** BEGIN **

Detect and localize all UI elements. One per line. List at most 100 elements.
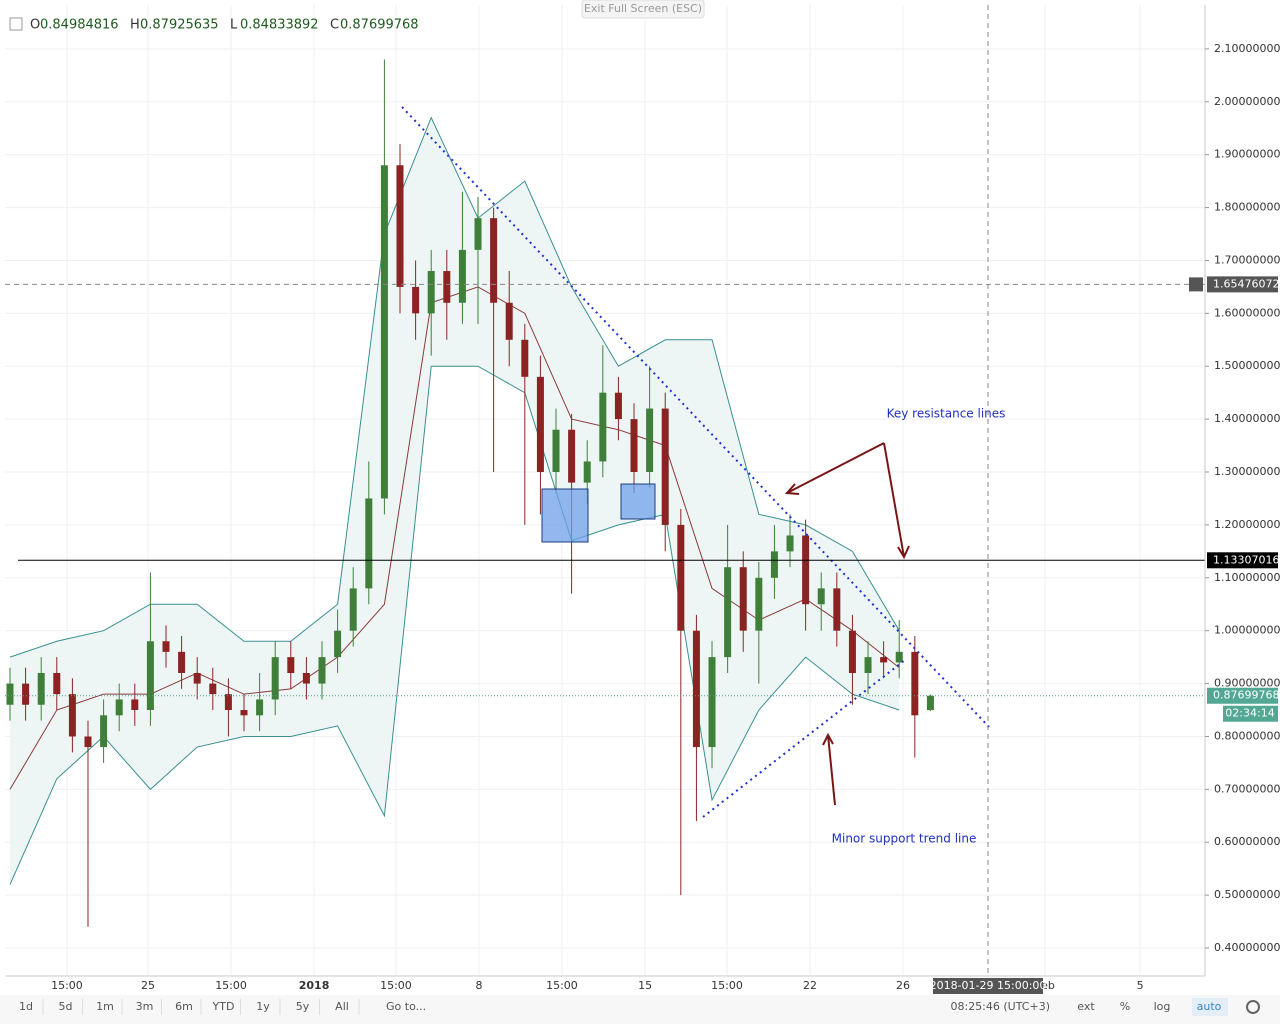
time-label: 2018-01-29 15:00:00 (930, 979, 1047, 992)
price-label: 1.13307016 (1213, 553, 1279, 566)
candle-body (256, 699, 264, 716)
arrow (786, 442, 885, 494)
candle-body (739, 567, 747, 631)
candle-body (396, 165, 404, 287)
bollinger (9, 116, 900, 885)
range-button[interactable]: 1y (256, 1000, 270, 1013)
y-tick-label: 0.70000000 (1214, 782, 1280, 795)
candle-body (146, 641, 154, 711)
candle-body (786, 535, 794, 552)
candle-body (802, 535, 810, 605)
collapse-icon[interactable] (9, 17, 23, 31)
candle-body (131, 699, 139, 711)
range-button[interactable]: 3m (136, 1000, 154, 1013)
exit-fullscreen-label: Exit Full Screen (ESC) (584, 2, 702, 15)
candle-body (646, 408, 654, 473)
y-tick-label: 1.50000000 (1214, 359, 1280, 372)
arrow (827, 734, 836, 806)
arrows (784, 442, 910, 806)
axes: 0.40000000 0.50000000 0.60000000 0.70000000… (51, 42, 1280, 994)
candle-body (583, 461, 591, 483)
candle-body (505, 302, 513, 340)
candle-body (614, 392, 622, 420)
y-tick-label: 0.50000000 (1214, 888, 1280, 901)
x-tick-label: 25 (141, 979, 155, 992)
candle-body (926, 695, 934, 711)
x-tick-label: 15:00 (546, 979, 578, 992)
range-button[interactable]: 5y (296, 1000, 310, 1013)
price-label-bg (1207, 687, 1278, 704)
candle-body (630, 419, 638, 473)
option-button[interactable]: log (1154, 1000, 1171, 1013)
y-tick-label: 0.90000000 (1214, 677, 1280, 690)
candle-body (318, 657, 326, 684)
candle-body (568, 429, 576, 483)
arrow-head (822, 732, 834, 746)
candle-body (443, 271, 451, 303)
y-tick-label: 1.90000000 (1214, 148, 1280, 161)
x-tick-label: 15:00 (711, 979, 743, 992)
auto-bg (1192, 998, 1228, 1016)
x-tick-label: 5 (1137, 979, 1144, 992)
ohlc-key: O (30, 18, 40, 33)
candle-body (833, 588, 841, 631)
candle-body (68, 694, 76, 737)
ohlc-key: L (230, 18, 238, 33)
exit-fullscreen[interactable] (581, 0, 705, 19)
candle-body (6, 683, 14, 705)
countdown-bg (1223, 705, 1278, 722)
x-tick-label: 15 (638, 979, 652, 992)
clock: 08:25:46 (UTC+3) (950, 1000, 1050, 1013)
range-button[interactable]: 1m (96, 1000, 114, 1013)
candle-body (708, 657, 716, 748)
candle-body (552, 429, 560, 473)
y-tick-label: 1.20000000 (1214, 518, 1280, 531)
candle-body (193, 672, 201, 684)
candle-body (661, 408, 669, 525)
ohlc-value: 0.87699768 (340, 18, 419, 33)
toolbar (0, 995, 1280, 1024)
range-button[interactable]: 5d (59, 1000, 73, 1013)
arrow-head (897, 545, 910, 560)
candle-body (490, 218, 498, 303)
y-tick-label: 0.40000000 (1214, 941, 1280, 954)
annotation: Key resistance lines (887, 407, 1006, 421)
price-label: 0.87699768 (1213, 689, 1279, 702)
range-button[interactable]: YTD (212, 1000, 235, 1013)
candle-body (240, 710, 248, 716)
option-button[interactable]: ext (1077, 1000, 1095, 1013)
ohlc-header: O 0.84984816 H 0.87925635 L 0.84833892 C 0.8769… (9, 17, 419, 33)
resistance-trendline (401, 106, 991, 729)
x-tick-label: 26 (896, 979, 910, 992)
x-tick-label: 8 (475, 979, 482, 992)
range-button[interactable]: 6m (175, 1000, 193, 1013)
candle-body (536, 376, 544, 473)
band-fill (9, 117, 900, 885)
y-tick-label: 1.00000000 (1214, 624, 1280, 637)
candle-body (895, 651, 903, 663)
crosshair-plus[interactable] (1189, 277, 1203, 292)
arrow (883, 442, 905, 558)
settings-icon[interactable] (1246, 1000, 1260, 1014)
option-button[interactable]: % (1120, 1000, 1130, 1013)
range-button[interactable]: 1d (19, 1000, 33, 1013)
annotation: Minor support trend line (832, 832, 977, 846)
overlays: Key resistance lines Minor support trend… (5, 5, 1205, 975)
price-label-bg (1207, 552, 1278, 569)
option-button[interactable]: auto (1197, 1000, 1222, 1013)
band-upper (9, 116, 900, 658)
candle-body (365, 498, 373, 589)
candle-body (521, 339, 529, 377)
time-label-bg (932, 978, 1043, 994)
y-tick-label: 2.10000000 (1214, 42, 1280, 55)
toolbar-items: 1d 5d 1m 3m 6m YTD 1y 5y All Go to... 08:25:46 (UT… (19, 998, 1260, 1016)
goto-button[interactable]: Go to... (386, 1000, 426, 1013)
range-button[interactable]: All (335, 1000, 349, 1013)
candle-body (334, 630, 342, 658)
ohlc-value: 0.84833892 (240, 18, 319, 33)
ohlc-value: 0.87925635 (140, 18, 219, 33)
candle-body (302, 672, 310, 684)
y-tick-label: 1.40000000 (1214, 412, 1280, 425)
candle-body (37, 672, 45, 705)
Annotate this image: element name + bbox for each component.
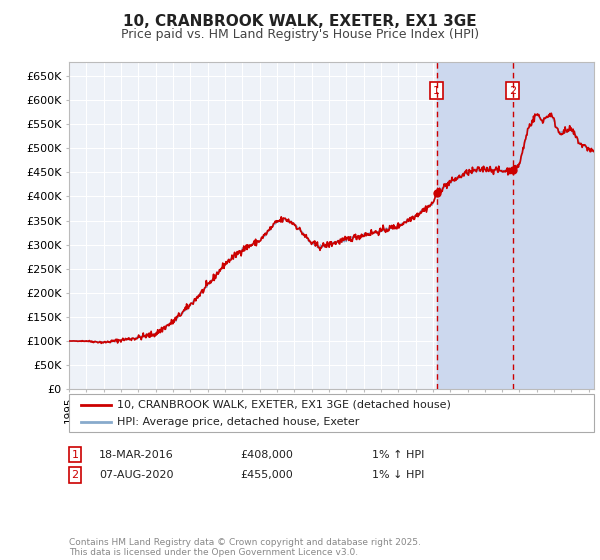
Text: 1: 1 [71,450,79,460]
Bar [437,62,594,389]
Text: 10, CRANBROOK WALK, EXETER, EX1 3GE: 10, CRANBROOK WALK, EXETER, EX1 3GE [123,14,477,29]
Text: 18-MAR-2016: 18-MAR-2016 [99,450,174,460]
Text: 1% ↓ HPI: 1% ↓ HPI [372,470,424,480]
Text: £408,000: £408,000 [240,450,293,460]
Text: 07-AUG-2020: 07-AUG-2020 [99,470,173,480]
Text: 2: 2 [71,470,79,480]
Text: 2: 2 [509,86,516,96]
Text: 10, CRANBROOK WALK, EXETER, EX1 3GE (detached house): 10, CRANBROOK WALK, EXETER, EX1 3GE (det… [117,400,451,410]
Text: 1: 1 [433,86,440,96]
Text: Price paid vs. HM Land Registry's House Price Index (HPI): Price paid vs. HM Land Registry's House … [121,28,479,41]
Text: 1% ↑ HPI: 1% ↑ HPI [372,450,424,460]
Text: HPI: Average price, detached house, Exeter: HPI: Average price, detached house, Exet… [117,417,359,427]
Text: £455,000: £455,000 [240,470,293,480]
Text: Contains HM Land Registry data © Crown copyright and database right 2025.
This d: Contains HM Land Registry data © Crown c… [69,538,421,557]
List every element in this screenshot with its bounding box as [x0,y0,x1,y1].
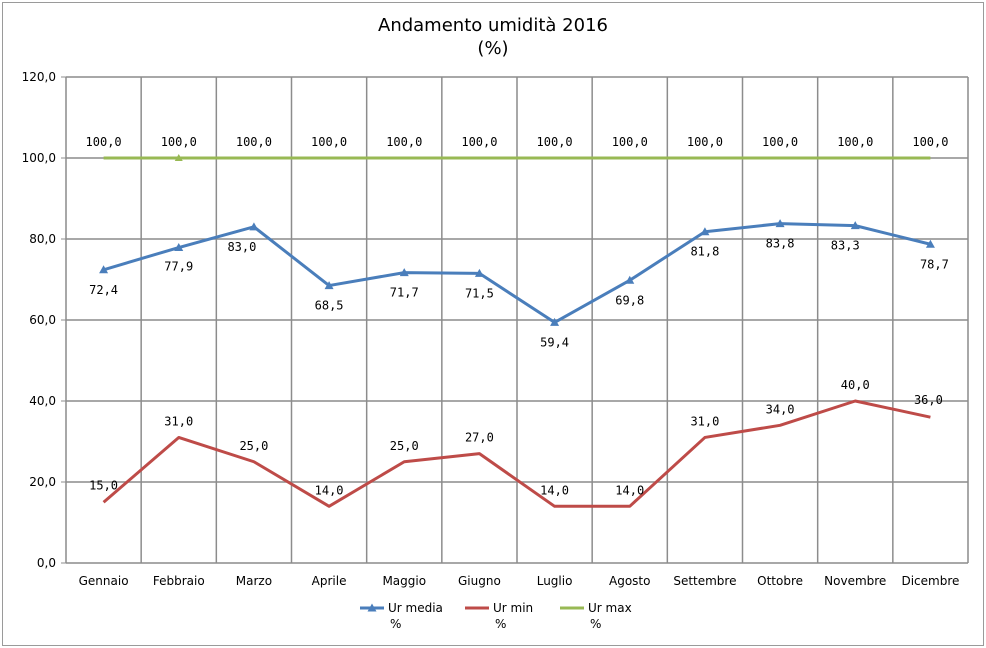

** END **

* PROBLEM *
Rewrite all the lines above with each "candle-body" changed to "candlestick-body", keeping everything else the same. Leave out the pictures.

* EXERCISE SOLUTION *
Detect and localize all UI elements. One per line. List at most 100 elements.
time-label: 2018-01-29 15:00:00 (930, 979, 1047, 992)
price-label: 1.13307016 (1213, 553, 1279, 566)
candlestick-body (256, 699, 264, 716)
arrow (786, 442, 885, 494)
candlestick-body (739, 567, 747, 631)
candlestick-body (396, 165, 404, 287)
bollinger (9, 116, 900, 885)
range-button[interactable]: 1y (256, 1000, 270, 1013)
y-tick-label: 0.70000000 (1214, 782, 1280, 795)
candlestick-body (146, 641, 154, 711)
candlestick-body (786, 535, 794, 552)
candlestick-body (802, 535, 810, 605)
collapse-icon[interactable] (9, 17, 23, 31)
candlestick-body (131, 699, 139, 711)
range-button[interactable]: 3m (136, 1000, 154, 1013)
exit-fullscreen-label: Exit Full Screen (ESC) (584, 2, 702, 15)
candlestick-body (646, 408, 654, 473)
y-tick-label: 1.50000000 (1214, 359, 1280, 372)
arrow (827, 734, 836, 806)
arrows (784, 442, 910, 806)
axes: 0.40000000 0.50000000 0.60000000 0.70000000… (51, 42, 1280, 994)
candlestick-body (583, 461, 591, 483)
candlestick-body (505, 302, 513, 340)
candlestick-body (614, 392, 622, 420)
y-tick-label: 0.50000000 (1214, 888, 1280, 901)
x-tick-label: 25 (141, 979, 155, 992)
candlestick-body (926, 695, 934, 711)
x-tick-label: 15:00 (546, 979, 578, 992)
range-button[interactable]: 5y (296, 1000, 310, 1013)
price-label-bg (1207, 687, 1278, 704)
candlestick-body (630, 419, 638, 473)
option-button[interactable]: log (1154, 1000, 1171, 1013)
y-tick-label: 0.90000000 (1214, 677, 1280, 690)
candlestick-body (318, 657, 326, 684)
candlestick-body (568, 429, 576, 483)
arrow-head (822, 732, 834, 746)
candlestick-body (443, 271, 451, 303)
y-tick-label: 1.90000000 (1214, 148, 1280, 161)
x-tick-label: 15:00 (711, 979, 743, 992)
auto-bg (1192, 998, 1228, 1016)
x-tick-label: 5 (1137, 979, 1144, 992)
ohlc-key: O (30, 18, 40, 33)
candlestick-body (833, 588, 841, 631)
candlestick-body (68, 694, 76, 737)
ohlc-key: L (230, 18, 238, 33)
exit-fullscreen[interactable] (581, 0, 705, 19)
candlestick-body (6, 683, 14, 705)
countdown-bg (1223, 705, 1278, 722)
x-tick-label: 15 (638, 979, 652, 992)
clock: 08:25:46 (UTC+3) (950, 1000, 1050, 1013)
range-button[interactable]: 1m (96, 1000, 114, 1013)
candlestick-body (708, 657, 716, 748)
candlestick-body (552, 429, 560, 473)
y-tick-label: 1.20000000 (1214, 518, 1280, 531)
candlestick-body (193, 672, 201, 684)
candlestick-body (661, 408, 669, 525)
ohlc-value: 0.87699768 (340, 18, 419, 33)
toolbar (0, 995, 1280, 1024)
range-button[interactable]: 5d (59, 1000, 73, 1013)
arrow-head (897, 545, 910, 560)
candlestick-body (490, 218, 498, 303)
y-tick-label: 0.40000000 (1214, 941, 1280, 954)
annotation: Key resistance lines (887, 407, 1006, 421)
price-label: 0.87699768 (1213, 689, 1279, 702)
range-button[interactable]: YTD (212, 1000, 235, 1013)
candlestick-body (240, 710, 248, 716)
option-button[interactable]: ext (1077, 1000, 1095, 1013)
ohlc-header: O 0.84984816 H 0.87925635 L 0.84833892 C 0.8769… (9, 17, 419, 33)
resistance-trendline (401, 106, 991, 729)
x-tick-label: 26 (896, 979, 910, 992)
x-tick-label: 8 (475, 979, 482, 992)
range-button[interactable]: 6m (175, 1000, 193, 1013)
candlestick-body (536, 376, 544, 473)
band-fill (9, 117, 900, 885)
y-tick-label: 1.00000000 (1214, 624, 1280, 637)
candlestick-body (895, 651, 903, 663)
crosshair-plus[interactable] (1189, 277, 1203, 292)
arrow (883, 442, 905, 558)
settings-icon[interactable] (1246, 1000, 1260, 1014)
option-button[interactable]: % (1120, 1000, 1130, 1013)
range-button[interactable]: 1d (19, 1000, 33, 1013)
annotation: Minor support trend line (832, 832, 977, 846)
overlays: Key resistance lines Minor support trend… (5, 5, 1205, 975)
price-label-bg (1207, 552, 1278, 569)
option-button[interactable]: auto (1197, 1000, 1222, 1013)
band-upper (9, 116, 900, 658)
candlestick-body (365, 498, 373, 589)
candlestick-body (521, 339, 529, 377)
time-label-bg (932, 978, 1043, 994)
y-tick-label: 2.10000000 (1214, 42, 1280, 55)
toolbar-items: 1d 5d 1m 3m 6m YTD 1y 5y All Go to... 08:25:46 (UT… (19, 998, 1260, 1016)
goto-button[interactable]: Go to... (386, 1000, 426, 1013)
range-button[interactable]: All (335, 1000, 349, 1013)
candlestick-body (334, 630, 342, 658)
ohlc-value: 0.84833892 (240, 18, 319, 33)
ohlc-value: 0.87925635 (140, 18, 219, 33)
candlestick-body (302, 672, 310, 684)
y-tick-label: 1.40000000 (1214, 412, 1280, 425)
candlestick-body (37, 672, 45, 705)
Annotate this image: element name + bbox for each component.
Text: 1: 1 [71,450,79,460]
Bar [437,62,594,389]
Text: 10, CRANBROOK WALK, EXETER, EX1 3GE: 10, CRANBROOK WALK, EXETER, EX1 3GE [123,14,477,29]
Text: 18-MAR-2016: 18-MAR-2016 [99,450,174,460]
Text: 1% ↓ HPI: 1% ↓ HPI [372,470,424,480]
Text: £408,000: £408,000 [240,450,293,460]
Text: 07-AUG-2020: 07-AUG-2020 [99,470,173,480]
Text: 2: 2 [71,470,79,480]
Text: 2: 2 [509,86,516,96]
Text: 10, CRANBROOK WALK, EXETER, EX1 3GE (detached house): 10, CRANBROOK WALK, EXETER, EX1 3GE (det… [117,400,451,410]
Text: 1: 1 [433,86,440,96]
Text: Price paid vs. HM Land Registry's House Price Index (HPI): Price paid vs. HM Land Registry's House … [121,28,479,41]
Text: 1% ↑ HPI: 1% ↑ HPI [372,450,424,460]
Text: HPI: Average price, detached house, Exeter: HPI: Average price, detached house, Exet… [117,417,359,427]
Text: £455,000: £455,000 [240,470,293,480]
Text: Contains HM Land Registry data © Crown copyright and database right 2025.
This d: Contains HM Land Registry data © Crown c… [69,538,421,557]
List every element in this screenshot with its bounding box as [x0,y0,x1,y1].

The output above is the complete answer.